§ Data section:
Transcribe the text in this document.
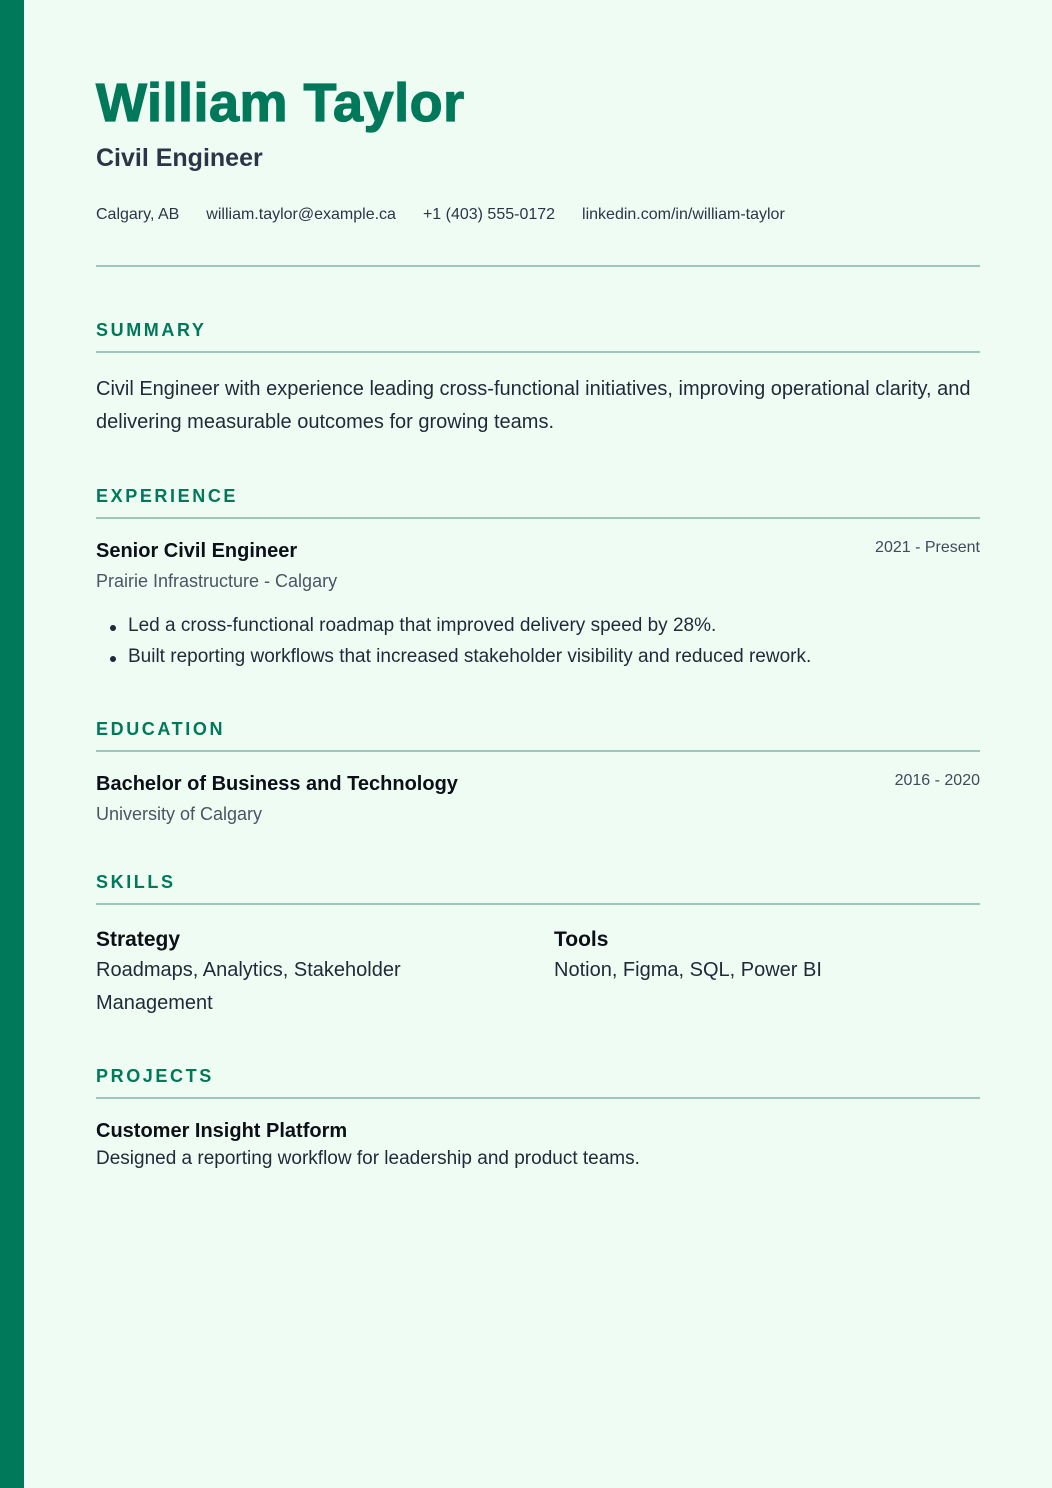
William Taylor
Civil Engineer
Calgary, AB william.taylor@example.ca +1 (403) 555-0172 linkedin.com/in/william-taylor
SUMMARY
Civil Engineer with experience leading cross-functional initiatives, improving operational clarity, and delivering measurable outcomes for growing teams.
EXPERIENCE
Senior Civil Engineer	2021 - Present
Prairie Infrastructure - Calgary
Led a cross-functional roadmap that improved delivery speed by 28%.
Built reporting workflows that increased stakeholder visibility and reduced rework.
EDUCATION
Bachelor of Business and Technology	2016 - 2020
University of Calgary
SKILLS
Strategy
Roadmaps, Analytics, Stakeholder Management
Tools
Notion, Figma, SQL, Power BI
PROJECTS
Customer Insight Platform
Designed a reporting workflow for leadership and product teams.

§ Stated problem: Copy all the lines above that hold the string "reporting".

§ Written reply:
Built reporting workflows that increased stakeholder visibility and reduced rework.
Designed a reporting workflow for leadership and product teams.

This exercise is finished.